> **Task to carry out**
Write out all of the entries exactly, please.

** Start of Source data **

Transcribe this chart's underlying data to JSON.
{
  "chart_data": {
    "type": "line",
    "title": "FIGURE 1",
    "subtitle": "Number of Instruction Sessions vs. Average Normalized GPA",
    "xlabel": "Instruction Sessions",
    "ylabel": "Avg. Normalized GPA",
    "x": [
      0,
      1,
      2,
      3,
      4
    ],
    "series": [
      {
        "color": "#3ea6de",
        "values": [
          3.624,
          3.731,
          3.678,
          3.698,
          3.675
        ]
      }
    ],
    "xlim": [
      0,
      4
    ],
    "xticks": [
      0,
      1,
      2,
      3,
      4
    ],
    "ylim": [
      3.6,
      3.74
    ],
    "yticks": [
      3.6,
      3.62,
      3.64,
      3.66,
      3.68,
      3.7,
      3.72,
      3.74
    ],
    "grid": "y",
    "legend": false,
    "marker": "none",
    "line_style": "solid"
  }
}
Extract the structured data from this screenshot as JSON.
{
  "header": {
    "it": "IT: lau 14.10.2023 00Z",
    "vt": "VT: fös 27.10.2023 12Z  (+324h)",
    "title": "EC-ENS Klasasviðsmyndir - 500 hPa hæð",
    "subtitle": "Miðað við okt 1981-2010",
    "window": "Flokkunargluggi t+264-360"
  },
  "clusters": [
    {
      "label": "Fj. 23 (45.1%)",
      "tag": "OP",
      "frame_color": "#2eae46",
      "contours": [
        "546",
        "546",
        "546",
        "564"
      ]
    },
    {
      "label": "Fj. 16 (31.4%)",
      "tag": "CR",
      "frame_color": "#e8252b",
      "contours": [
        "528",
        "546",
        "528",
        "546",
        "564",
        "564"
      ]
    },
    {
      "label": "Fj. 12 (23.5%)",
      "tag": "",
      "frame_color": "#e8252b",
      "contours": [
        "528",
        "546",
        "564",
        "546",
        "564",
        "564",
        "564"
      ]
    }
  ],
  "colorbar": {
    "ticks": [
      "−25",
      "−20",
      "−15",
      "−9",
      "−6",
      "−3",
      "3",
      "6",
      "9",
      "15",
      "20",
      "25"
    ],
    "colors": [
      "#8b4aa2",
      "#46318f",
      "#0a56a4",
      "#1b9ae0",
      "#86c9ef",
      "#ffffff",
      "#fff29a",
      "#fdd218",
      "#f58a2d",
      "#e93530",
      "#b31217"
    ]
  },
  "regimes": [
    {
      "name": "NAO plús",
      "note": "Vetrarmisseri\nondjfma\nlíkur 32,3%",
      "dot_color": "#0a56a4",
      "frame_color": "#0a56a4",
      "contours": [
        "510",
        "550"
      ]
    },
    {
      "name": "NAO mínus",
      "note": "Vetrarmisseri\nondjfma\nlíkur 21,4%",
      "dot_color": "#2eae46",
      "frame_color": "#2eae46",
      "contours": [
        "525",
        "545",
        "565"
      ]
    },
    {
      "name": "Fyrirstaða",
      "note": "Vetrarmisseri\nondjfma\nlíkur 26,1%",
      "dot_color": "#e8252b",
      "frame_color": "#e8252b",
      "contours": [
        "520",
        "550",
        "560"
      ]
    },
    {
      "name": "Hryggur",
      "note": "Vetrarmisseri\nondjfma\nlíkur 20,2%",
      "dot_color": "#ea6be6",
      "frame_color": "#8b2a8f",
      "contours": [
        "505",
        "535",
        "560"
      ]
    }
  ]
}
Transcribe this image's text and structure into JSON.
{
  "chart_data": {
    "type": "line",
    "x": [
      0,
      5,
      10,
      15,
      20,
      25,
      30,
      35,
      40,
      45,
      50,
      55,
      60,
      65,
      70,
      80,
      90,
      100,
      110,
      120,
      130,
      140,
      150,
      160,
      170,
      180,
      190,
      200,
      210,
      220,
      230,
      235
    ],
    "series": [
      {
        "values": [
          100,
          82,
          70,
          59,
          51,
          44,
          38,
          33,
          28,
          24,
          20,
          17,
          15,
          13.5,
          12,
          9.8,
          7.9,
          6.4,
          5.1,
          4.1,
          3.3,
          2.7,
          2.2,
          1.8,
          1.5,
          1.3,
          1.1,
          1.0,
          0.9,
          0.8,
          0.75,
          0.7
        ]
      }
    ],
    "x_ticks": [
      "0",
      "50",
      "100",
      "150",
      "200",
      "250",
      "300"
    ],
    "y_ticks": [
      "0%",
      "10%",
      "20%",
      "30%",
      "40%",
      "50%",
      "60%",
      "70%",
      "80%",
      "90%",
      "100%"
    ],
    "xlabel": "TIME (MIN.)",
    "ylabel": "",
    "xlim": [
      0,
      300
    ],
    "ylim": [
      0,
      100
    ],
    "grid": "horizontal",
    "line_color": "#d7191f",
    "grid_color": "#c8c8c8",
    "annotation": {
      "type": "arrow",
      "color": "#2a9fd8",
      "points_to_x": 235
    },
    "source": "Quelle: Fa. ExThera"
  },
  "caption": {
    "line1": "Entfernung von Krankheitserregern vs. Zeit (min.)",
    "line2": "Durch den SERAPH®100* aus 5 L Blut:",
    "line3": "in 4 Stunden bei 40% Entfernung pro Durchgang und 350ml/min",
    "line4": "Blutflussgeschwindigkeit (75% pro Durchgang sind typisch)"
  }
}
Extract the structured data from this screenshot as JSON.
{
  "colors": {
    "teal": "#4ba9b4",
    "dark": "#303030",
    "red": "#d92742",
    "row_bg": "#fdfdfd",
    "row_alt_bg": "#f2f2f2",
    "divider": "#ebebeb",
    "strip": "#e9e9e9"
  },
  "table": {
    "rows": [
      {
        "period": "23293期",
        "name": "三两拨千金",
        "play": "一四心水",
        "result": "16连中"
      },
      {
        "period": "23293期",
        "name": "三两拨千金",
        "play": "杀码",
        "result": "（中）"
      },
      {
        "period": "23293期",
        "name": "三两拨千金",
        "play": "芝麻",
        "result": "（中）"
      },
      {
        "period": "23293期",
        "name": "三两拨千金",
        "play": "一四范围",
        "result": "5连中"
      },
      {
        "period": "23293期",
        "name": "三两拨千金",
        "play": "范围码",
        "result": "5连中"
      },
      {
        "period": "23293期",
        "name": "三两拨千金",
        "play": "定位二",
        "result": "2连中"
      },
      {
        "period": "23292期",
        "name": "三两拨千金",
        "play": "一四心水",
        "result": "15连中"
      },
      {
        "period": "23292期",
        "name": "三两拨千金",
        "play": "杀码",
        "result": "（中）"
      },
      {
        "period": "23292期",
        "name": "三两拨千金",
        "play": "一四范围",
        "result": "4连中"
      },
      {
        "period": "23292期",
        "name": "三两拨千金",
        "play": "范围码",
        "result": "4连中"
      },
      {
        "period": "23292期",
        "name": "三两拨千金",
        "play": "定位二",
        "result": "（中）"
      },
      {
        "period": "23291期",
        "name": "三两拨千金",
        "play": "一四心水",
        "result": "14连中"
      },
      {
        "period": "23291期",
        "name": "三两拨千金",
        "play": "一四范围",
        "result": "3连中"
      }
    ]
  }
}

** End of Source data **

> **The response**
Transcribe this chart's underlying data to JSON.
{
  "chart_data": {
    "type": "line",
    "title": "FIGURE 1",
    "subtitle": "Number of Instruction Sessions vs. Average Normalized GPA",
    "xlabel": "Instruction Sessions",
    "ylabel": "Avg. Normalized GPA",
    "x": [
      0,
      1,
      2,
      3,
      4
    ],
    "series": [
      {
        "color": "#3ea6de",
        "values": [
          3.624,
          3.731,
          3.678,
          3.698,
          3.675
        ]
      }
    ],
    "xlim": [
      0,
      4
    ],
    "xticks": [
      0,
      1,
      2,
      3,
      4
    ],
    "ylim": [
      3.6,
      3.74
    ],
    "yticks": [
      3.6,
      3.62,
      3.64,
      3.66,
      3.68,
      3.7,
      3.72,
      3.74
    ],
    "grid": "y",
    "legend": false,
    "marker": "none",
    "line_style": "solid"
  }
}
Extract the structured data from this screenshot as JSON.
{
  "header": {
    "it": "IT: lau 14.10.2023 00Z",
    "vt": "VT: fös 27.10.2023 12Z  (+324h)",
    "title": "EC-ENS Klasasviðsmyndir - 500 hPa hæð",
    "subtitle": "Miðað við okt 1981-2010",
    "window": "Flokkunargluggi t+264-360"
  },
  "clusters": [
    {
      "label": "Fj. 23 (45.1%)",
      "tag": "OP",
      "frame_color": "#2eae46",
      "contours": [
        "546",
        "546",
        "546",
        "564"
      ]
    },
    {
      "label": "Fj. 16 (31.4%)",
      "tag": "CR",
      "frame_color": "#e8252b",
      "contours": [
        "528",
        "546",
        "528",
        "546",
        "564",
        "564"
      ]
    },
    {
      "label": "Fj. 12 (23.5%)",
      "tag": "",
      "frame_color": "#e8252b",
      "contours": [
        "528",
        "546",
        "564",
        "546",
        "564",
        "564",
        "564"
      ]
    }
  ],
  "colorbar": {
    "ticks": [
      "−25",
      "−20",
      "−15",
      "−9",
      "−6",
      "−3",
      "3",
      "6",
      "9",
      "15",
      "20",
      "25"
    ],
    "colors": [
      "#8b4aa2",
      "#46318f",
      "#0a56a4",
      "#1b9ae0",
      "#86c9ef",
      "#ffffff",
      "#fff29a",
      "#fdd218",
      "#f58a2d",
      "#e93530",
      "#b31217"
    ]
  },
  "regimes": [
    {
      "name": "NAO plús",
      "note": "Vetrarmisseri\nondjfma\nlíkur 32,3%",
      "dot_color": "#0a56a4",
      "frame_color": "#0a56a4",
      "contours": [
        "510",
        "550"
      ]
    },
    {
      "name": "NAO mínus",
      "note": "Vetrarmisseri\nondjfma\nlíkur 21,4%",
      "dot_color": "#2eae46",
      "frame_color": "#2eae46",
      "contours": [
        "525",
        "545",
        "565"
      ]
    },
    {
      "name": "Fyrirstaða",
      "note": "Vetrarmisseri\nondjfma\nlíkur 26,1%",
      "dot_color": "#e8252b",
      "frame_color": "#e8252b",
      "contours": [
        "520",
        "550",
        "560"
      ]
    },
    {
      "name": "Hryggur",
      "note": "Vetrarmisseri\nondjfma\nlíkur 20,2%",
      "dot_color": "#ea6be6",
      "frame_color": "#8b2a8f",
      "contours": [
        "505",
        "535",
        "560"
      ]
    }
  ]
}
Transcribe this image's text and structure into JSON.
{
  "chart_data": {
    "type": "line",
    "x": [
      0,
      5,
      10,
      15,
      20,
      25,
      30,
      35,
      40,
      45,
      50,
      55,
      60,
      65,
      70,
      80,
      90,
      100,
      110,
      120,
      130,
      140,
      150,
      160,
      170,
      180,
      190,
      200,
      210,
      220,
      230,
      235
    ],
    "series": [
      {
        "values": [
          100,
          82,
          70,
          59,
          51,
          44,
          38,
          33,
          28,
          24,
          20,
          17,
          15,
          13.5,
          12,
          9.8,
          7.9,
          6.4,
          5.1,
          4.1,
          3.3,
          2.7,
          2.2,
          1.8,
          1.5,
          1.3,
          1.1,
          1.0,
          0.9,
          0.8,
          0.75,
          0.7
        ]
      }
    ],
    "x_ticks": [
      "0",
      "50",
      "100",
      "150",
      "200",
      "250",
      "300"
    ],
    "y_ticks": [
      "0%",
      "10%",
      "20%",
      "30%",
      "40%",
      "50%",
      "60%",
      "70%",
      "80%",
      "90%",
      "100%"
    ],
    "xlabel": "TIME (MIN.)",
    "ylabel": "",
    "xlim": [
      0,
      300
    ],
    "ylim": [
      0,
      100
    ],
    "grid": "horizontal",
    "line_color": "#d7191f",
    "grid_color": "#c8c8c8",
    "annotation": {
      "type": "arrow",
      "color": "#2a9fd8",
      "points_to_x": 235
    },
    "source": "Quelle: Fa. ExThera"
  },
  "caption": {
    "line1": "Entfernung von Krankheitserregern vs. Zeit (min.)",
    "line2": "Durch den SERAPH®100* aus 5 L Blut:",
    "line3": "in 4 Stunden bei 40% Entfernung pro Durchgang und 350ml/min",
    "line4": "Blutflussgeschwindigkeit (75% pro Durchgang sind typisch)"
  }
}
Extract the structured data from this screenshot as JSON.
{
  "colors": {
    "teal": "#4ba9b4",
    "dark": "#303030",
    "red": "#d92742",
    "row_bg": "#fdfdfd",
    "row_alt_bg": "#f2f2f2",
    "divider": "#ebebeb",
    "strip": "#e9e9e9"
  },
  "table": {
    "rows": [
      {
        "period": "23293期",
        "name": "三两拨千金",
        "play": "一四心水",
        "result": "16连中"
      },
      {
        "period": "23293期",
        "name": "三两拨千金",
        "play": "杀码",
        "result": "（中）"
      },
      {
        "period": "23293期",
        "name": "三两拨千金",
        "play": "芝麻",
        "result": "（中）"
      },
      {
        "period": "23293期",
        "name": "三两拨千金",
        "play": "一四范围",
        "result": "5连中"
      },
      {
        "period": "23293期",
        "name": "三两拨千金",
        "play": "范围码",
        "result": "5连中"
      },
      {
        "period": "23293期",
        "name": "三两拨千金",
        "play": "定位二",
        "result": "2连中"
      },
      {
        "period": "23292期",
        "name": "三两拨千金",
        "play": "一四心水",
        "result": "15连中"
      },
      {
        "period": "23292期",
        "name": "三两拨千金",
        "play": "杀码",
        "result": "（中）"
      },
      {
        "period": "23292期",
        "name": "三两拨千金",
        "play": "一四范围",
        "result": "4连中"
      },
      {
        "period": "23292期",
        "name": "三两拨千金",
        "play": "范围码",
        "result": "4连中"
      },
      {
        "period": "23292期",
        "name": "三两拨千金",
        "play": "定位二",
        "result": "（中）"
      },
      {
        "period": "23291期",
        "name": "三两拨千金",
        "play": "一四心水",
        "result": "14连中"
      },
      {
        "period": "23291期",
        "name": "三两拨千金",
        "play": "一四范围",
        "result": "3连中"
      }
    ]
  }
}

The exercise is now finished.